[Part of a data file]

====

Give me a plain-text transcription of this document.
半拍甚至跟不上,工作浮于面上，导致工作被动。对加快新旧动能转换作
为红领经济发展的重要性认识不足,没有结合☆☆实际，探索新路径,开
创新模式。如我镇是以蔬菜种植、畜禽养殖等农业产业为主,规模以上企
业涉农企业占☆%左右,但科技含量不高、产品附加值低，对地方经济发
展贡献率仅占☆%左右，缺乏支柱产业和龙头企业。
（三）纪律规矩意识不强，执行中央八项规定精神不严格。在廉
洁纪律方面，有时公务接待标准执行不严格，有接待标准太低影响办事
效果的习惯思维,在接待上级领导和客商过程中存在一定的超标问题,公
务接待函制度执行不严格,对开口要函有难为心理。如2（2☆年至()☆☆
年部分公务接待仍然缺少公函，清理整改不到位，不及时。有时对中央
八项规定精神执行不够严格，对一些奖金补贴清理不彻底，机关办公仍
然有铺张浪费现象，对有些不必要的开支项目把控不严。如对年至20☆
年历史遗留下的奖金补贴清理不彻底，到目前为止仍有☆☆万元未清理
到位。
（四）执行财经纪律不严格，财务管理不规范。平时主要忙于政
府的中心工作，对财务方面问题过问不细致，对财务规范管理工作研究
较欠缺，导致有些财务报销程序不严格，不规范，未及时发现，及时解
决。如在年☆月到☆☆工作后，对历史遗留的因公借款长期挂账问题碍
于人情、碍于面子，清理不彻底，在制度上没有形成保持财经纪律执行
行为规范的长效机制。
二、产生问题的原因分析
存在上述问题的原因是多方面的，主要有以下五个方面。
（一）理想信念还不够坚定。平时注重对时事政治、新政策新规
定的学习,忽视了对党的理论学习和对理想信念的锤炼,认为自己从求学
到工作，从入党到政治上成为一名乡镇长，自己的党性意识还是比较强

====

**What is needed:** Repeat every entry exactly, please.

**Exercise answer:**
Give me a plain-text transcription of this document.
半拍甚至跟不上,工作浮于面上，导致工作被动。对加快新旧动能转换作
为红领经济发展的重要性认识不足,没有结合☆☆实际，探索新路径,开
创新模式。如我镇是以蔬菜种植、畜禽养殖等农业产业为主,规模以上企
业涉农企业占☆%左右,但科技含量不高、产品附加值低，对地方经济发
展贡献率仅占☆%左右，缺乏支柱产业和龙头企业。
（三）纪律规矩意识不强，执行中央八项规定精神不严格。在廉
洁纪律方面，有时公务接待标准执行不严格，有接待标准太低影响办事
效果的习惯思维,在接待上级领导和客商过程中存在一定的超标问题,公
务接待函制度执行不严格,对开口要函有难为心理。如2（2☆年至()☆☆
年部分公务接待仍然缺少公函，清理整改不到位，不及时。有时对中央
八项规定精神执行不够严格，对一些奖金补贴清理不彻底，机关办公仍
然有铺张浪费现象，对有些不必要的开支项目把控不严。如对年至20☆
年历史遗留下的奖金补贴清理不彻底，到目前为止仍有☆☆万元未清理
到位。
（四）执行财经纪律不严格，财务管理不规范。平时主要忙于政
府的中心工作，对财务方面问题过问不细致，对财务规范管理工作研究
较欠缺，导致有些财务报销程序不严格，不规范，未及时发现，及时解
决。如在年☆月到☆☆工作后，对历史遗留的因公借款长期挂账问题碍
于人情、碍于面子，清理不彻底，在制度上没有形成保持财经纪律执行
行为规范的长效机制。
二、产生问题的原因分析
存在上述问题的原因是多方面的，主要有以下五个方面。
（一）理想信念还不够坚定。平时注重对时事政治、新政策新规
定的学习,忽视了对党的理论学习和对理想信念的锤炼,认为自己从求学
到工作，从入党到政治上成为一名乡镇长，自己的党性意识还是比较强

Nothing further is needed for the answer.